- _Job_:
Return every line of the material below verbatim, omitting the pictures.
━━ Provided information
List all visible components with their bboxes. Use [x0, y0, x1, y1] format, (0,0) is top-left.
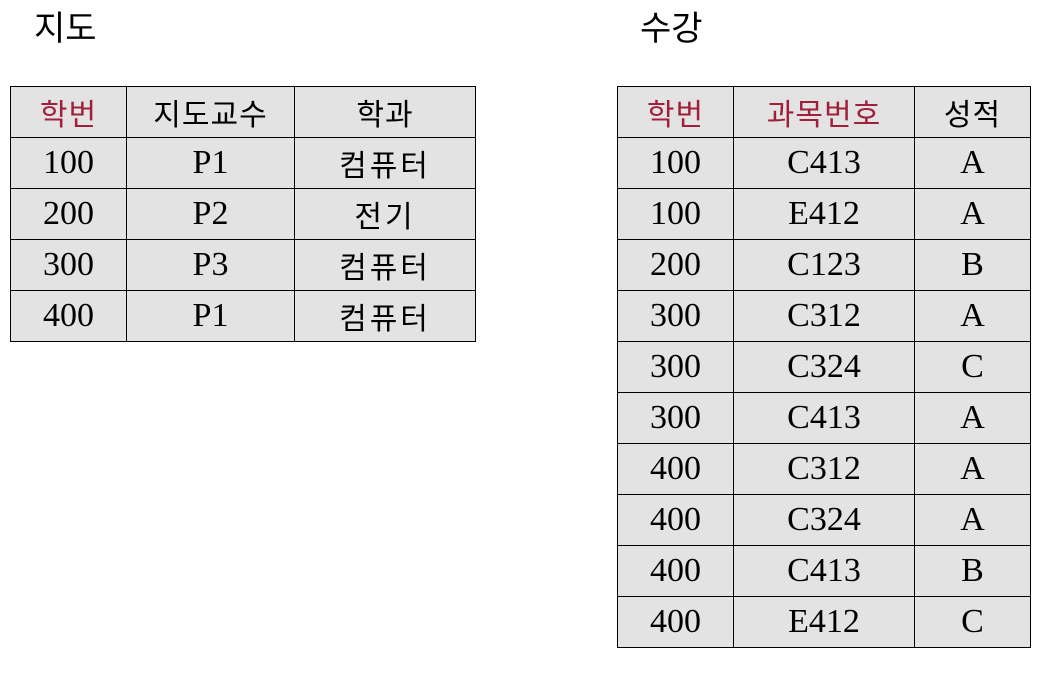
- cell-grade: A: [914, 443, 1031, 495]
- cell-student-id: 300: [617, 341, 734, 393]
- cell-course-number: C312: [733, 443, 915, 495]
- table-row: 200 P2 전기: [10, 188, 476, 240]
- column-header-department: 학과: [294, 86, 476, 138]
- table-row: 300 C312 A: [617, 290, 1031, 342]
- table-row: 400 C324 A: [617, 494, 1031, 546]
- cell-student-id: 100: [617, 188, 734, 240]
- table-header-row: 학번 지도교수 학과: [10, 86, 476, 138]
- cell-course-number: C413: [733, 392, 915, 444]
- cell-advisor: P2: [126, 188, 295, 240]
- cell-student-id: 200: [617, 239, 734, 291]
- table-row: 300 P3 컴퓨터: [10, 239, 476, 291]
- cell-student-id: 400: [617, 596, 734, 648]
- enrollment-table-title: 수강: [640, 9, 703, 49]
- cell-course-number: C312: [733, 290, 915, 342]
- table-row: 100 E412 A: [617, 188, 1031, 240]
- cell-grade: A: [914, 188, 1031, 240]
- cell-student-id: 400: [617, 494, 734, 546]
- table-row: 100 C413 A: [617, 137, 1031, 189]
- cell-grade: B: [914, 545, 1031, 597]
- column-header-course-number: 과목번호: [733, 86, 915, 138]
- cell-department: 컴퓨터: [294, 290, 476, 342]
- cell-grade: C: [914, 341, 1031, 393]
- cell-course-number: C413: [733, 137, 915, 189]
- cell-student-id: 300: [617, 290, 734, 342]
- column-header-student-id: 학번: [617, 86, 734, 138]
- cell-student-id: 400: [10, 290, 127, 342]
- table-row: 300 C324 C: [617, 341, 1031, 393]
- cell-course-number: E412: [733, 188, 915, 240]
- cell-grade: C: [914, 596, 1031, 648]
- cell-student-id: 100: [617, 137, 734, 189]
- cell-student-id: 100: [10, 137, 127, 189]
- cell-grade: A: [914, 290, 1031, 342]
- cell-grade: A: [914, 392, 1031, 444]
- cell-student-id: 400: [617, 545, 734, 597]
- cell-department: 컴퓨터: [294, 137, 476, 189]
- column-header-student-id: 학번: [10, 86, 127, 138]
- advisor-table: 학번 지도교수 학과 100 P1 컴퓨터 200 P2 전기 300 P3 컴…: [10, 86, 476, 342]
- table-row: 400 C413 B: [617, 545, 1031, 597]
- advisor-table-title: 지도: [34, 9, 97, 49]
- enrollment-table: 학번 과목번호 성적 100 C413 A 100 E412 A 200 C12…: [617, 86, 1031, 648]
- cell-grade: A: [914, 494, 1031, 546]
- cell-department: 전기: [294, 188, 476, 240]
- cell-course-number: C413: [733, 545, 915, 597]
- cell-course-number: C123: [733, 239, 915, 291]
- column-header-grade: 성적: [914, 86, 1031, 138]
- cell-advisor: P1: [126, 290, 295, 342]
- cell-student-id: 200: [10, 188, 127, 240]
- table-row: 300 C413 A: [617, 392, 1031, 444]
- table-row: 400 C312 A: [617, 443, 1031, 495]
- table-row: 400 E412 C: [617, 596, 1031, 648]
- cell-grade: A: [914, 137, 1031, 189]
- table-row: 100 P1 컴퓨터: [10, 137, 476, 189]
- cell-student-id: 400: [617, 443, 734, 495]
- column-header-advisor: 지도교수: [126, 86, 295, 138]
- cell-advisor: P3: [126, 239, 295, 291]
- cell-student-id: 300: [10, 239, 127, 291]
- cell-course-number: C324: [733, 341, 915, 393]
- cell-student-id: 300: [617, 392, 734, 444]
- table-header-row: 학번 과목번호 성적: [617, 86, 1031, 138]
- cell-advisor: P1: [126, 137, 295, 189]
- cell-course-number: E412: [733, 596, 915, 648]
- cell-grade: B: [914, 239, 1031, 291]
- table-row: 400 P1 컴퓨터: [10, 290, 476, 342]
- cell-course-number: C324: [733, 494, 915, 546]
- table-row: 200 C123 B: [617, 239, 1031, 291]
- cell-department: 컴퓨터: [294, 239, 476, 291]
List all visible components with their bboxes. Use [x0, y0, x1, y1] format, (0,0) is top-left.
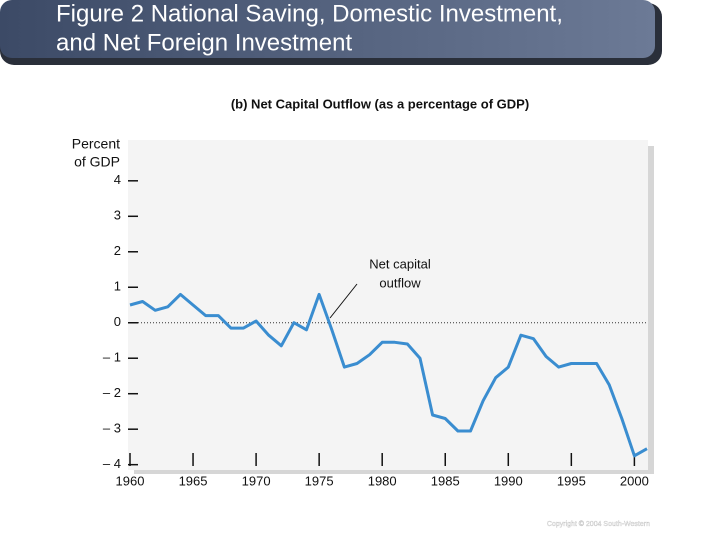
- x-tick-label: 1985: [431, 473, 460, 488]
- x-tick-label: 2000: [620, 473, 649, 488]
- y-tick-label: – 4: [103, 456, 121, 471]
- plot-area: [128, 140, 648, 470]
- y-tick-label: 2: [114, 243, 121, 258]
- y-axis-title: Percent: [72, 136, 120, 152]
- annotation: Net capital: [369, 256, 431, 271]
- title-line: Figure 2 National Saving, Domestic Inves…: [56, 0, 563, 27]
- x-tick-label: 1960: [116, 473, 145, 488]
- x-tick-label: 1970: [242, 473, 271, 488]
- y-tick-label: 0: [114, 314, 121, 329]
- chart-title: (b) Net Capital Outflow (as a percentage…: [231, 96, 529, 111]
- x-tick-label: 1975: [305, 473, 334, 488]
- banner: [0, 0, 655, 58]
- title-line: and Net Foreign Investment: [56, 29, 352, 56]
- y-tick-label: – 1: [103, 350, 121, 365]
- x-tick-label: 1965: [179, 473, 208, 488]
- y-tick-label: 4: [114, 172, 121, 187]
- x-tick-label: 1995: [557, 473, 586, 488]
- y-tick-label: – 2: [103, 385, 121, 400]
- x-tick-label: 1980: [368, 473, 397, 488]
- y-axis-title: of GDP: [74, 154, 120, 170]
- x-tick-label: 1990: [494, 473, 523, 488]
- copyright: Copyright © 2004 South-Western: [547, 520, 650, 528]
- data-line: [129, 292, 648, 458]
- annotation: outflow: [379, 275, 421, 290]
- y-tick-label: – 3: [103, 421, 121, 436]
- y-tick-label: 1: [114, 279, 121, 294]
- y-tick-label: 3: [114, 208, 121, 223]
- annotation-pointer: [329, 283, 358, 319]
━━━━
- _Answer below_:
List all visible components with their bboxes. Use [x0, y0, x1, y1] format, (0,0) is top-left.
- cell-grade: A: [914, 443, 1031, 495]
- cell-student-id: 300: [617, 341, 734, 393]
- cell-course-number: C312: [733, 443, 915, 495]
- table-row: 200 P2 전기: [10, 188, 476, 240]
- column-header-department: 학과: [294, 86, 476, 138]
- table-row: 300 C312 A: [617, 290, 1031, 342]
- table-row: 400 C324 A: [617, 494, 1031, 546]
- cell-student-id: 100: [617, 188, 734, 240]
- table-header-row: 학번 지도교수 학과: [10, 86, 476, 138]
- cell-course-number: C413: [733, 392, 915, 444]
- cell-advisor: P2: [126, 188, 295, 240]
- cell-student-id: 200: [617, 239, 734, 291]
- table-row: 300 P3 컴퓨터: [10, 239, 476, 291]
- cell-student-id: 400: [617, 596, 734, 648]
- enrollment-table-title: 수강: [640, 9, 703, 49]
- cell-course-number: C312: [733, 290, 915, 342]
- table-row: 100 E412 A: [617, 188, 1031, 240]
- cell-grade: A: [914, 188, 1031, 240]
- cell-student-id: 400: [617, 494, 734, 546]
- table-row: 100 C413 A: [617, 137, 1031, 189]
- cell-grade: B: [914, 545, 1031, 597]
- column-header-course-number: 과목번호: [733, 86, 915, 138]
- cell-department: 컴퓨터: [294, 290, 476, 342]
- cell-grade: C: [914, 341, 1031, 393]
- cell-course-number: C413: [733, 137, 915, 189]
- cell-student-id: 300: [617, 290, 734, 342]
- column-header-student-id: 학번: [617, 86, 734, 138]
- cell-student-id: 400: [10, 290, 127, 342]
- table-row: 300 C324 C: [617, 341, 1031, 393]
- cell-course-number: E412: [733, 188, 915, 240]
- cell-grade: C: [914, 596, 1031, 648]
- cell-student-id: 100: [617, 137, 734, 189]
- cell-student-id: 100: [10, 137, 127, 189]
- cell-grade: A: [914, 290, 1031, 342]
- cell-grade: A: [914, 392, 1031, 444]
- cell-student-id: 400: [617, 545, 734, 597]
- cell-department: 컴퓨터: [294, 137, 476, 189]
- column-header-student-id: 학번: [10, 86, 127, 138]
- advisor-table: 학번 지도교수 학과 100 P1 컴퓨터 200 P2 전기 300 P3 컴…: [10, 86, 476, 342]
- table-row: 400 C413 B: [617, 545, 1031, 597]
- advisor-table-title: 지도: [34, 9, 97, 49]
- enrollment-table: 학번 과목번호 성적 100 C413 A 100 E412 A 200 C12…: [617, 86, 1031, 648]
- cell-grade: A: [914, 494, 1031, 546]
- cell-department: 전기: [294, 188, 476, 240]
- cell-course-number: C413: [733, 545, 915, 597]
- cell-course-number: C123: [733, 239, 915, 291]
- column-header-grade: 성적: [914, 86, 1031, 138]
- cell-advisor: P1: [126, 290, 295, 342]
- cell-student-id: 200: [10, 188, 127, 240]
- table-row: 300 C413 A: [617, 392, 1031, 444]
- table-row: 400 C312 A: [617, 443, 1031, 495]
- table-row: 400 E412 C: [617, 596, 1031, 648]
- cell-grade: A: [914, 137, 1031, 189]
- table-row: 100 P1 컴퓨터: [10, 137, 476, 189]
- cell-student-id: 400: [617, 443, 734, 495]
- column-header-advisor: 지도교수: [126, 86, 295, 138]
- cell-advisor: P3: [126, 239, 295, 291]
- cell-student-id: 300: [10, 239, 127, 291]
- cell-course-number: C324: [733, 341, 915, 393]
- cell-student-id: 300: [617, 392, 734, 444]
- table-header-row: 학번 과목번호 성적: [617, 86, 1031, 138]
- cell-advisor: P1: [126, 137, 295, 189]
- cell-course-number: E412: [733, 596, 915, 648]
- cell-grade: B: [914, 239, 1031, 291]
- table-row: 400 P1 컴퓨터: [10, 290, 476, 342]
- cell-course-number: C324: [733, 494, 915, 546]
- table-row: 200 C123 B: [617, 239, 1031, 291]
- cell-department: 컴퓨터: [294, 239, 476, 291]
List all visible components with their bboxes. Use [x0, y0, x1, y1] format, (0,0) is top-left.
- x-tick-label: 1985: [431, 473, 460, 488]
- x-tick-label: 2000: [620, 473, 649, 488]
- y-tick-label: – 4: [103, 456, 121, 471]
- plot-area: [128, 140, 648, 470]
- y-tick-label: 2: [114, 243, 121, 258]
- y-axis-title: Percent: [72, 136, 120, 152]
- annotation: Net capital: [369, 256, 431, 271]
- title-line: Figure 2 National Saving, Domestic Inves…: [56, 0, 563, 27]
- x-tick-label: 1960: [116, 473, 145, 488]
- x-tick-label: 1970: [242, 473, 271, 488]
- y-tick-label: 0: [114, 314, 121, 329]
- chart-title: (b) Net Capital Outflow (as a percentage…: [231, 96, 529, 111]
- x-tick-label: 1975: [305, 473, 334, 488]
- banner: [0, 0, 655, 58]
- title-line: and Net Foreign Investment: [56, 29, 352, 56]
- y-tick-label: – 1: [103, 350, 121, 365]
- x-tick-label: 1965: [179, 473, 208, 488]
- y-tick-label: 4: [114, 172, 121, 187]
- x-tick-label: 1995: [557, 473, 586, 488]
- y-tick-label: – 2: [103, 385, 121, 400]
- x-tick-label: 1980: [368, 473, 397, 488]
- y-axis-title: of GDP: [74, 154, 120, 170]
- x-tick-label: 1990: [494, 473, 523, 488]
- copyright: Copyright © 2004 South-Western: [547, 520, 650, 528]
- data-line: [129, 292, 648, 458]
- annotation: outflow: [379, 275, 421, 290]
- y-tick-label: – 3: [103, 421, 121, 436]
- y-tick-label: 1: [114, 279, 121, 294]
- y-tick-label: 3: [114, 208, 121, 223]
- annotation-pointer: [329, 283, 358, 319]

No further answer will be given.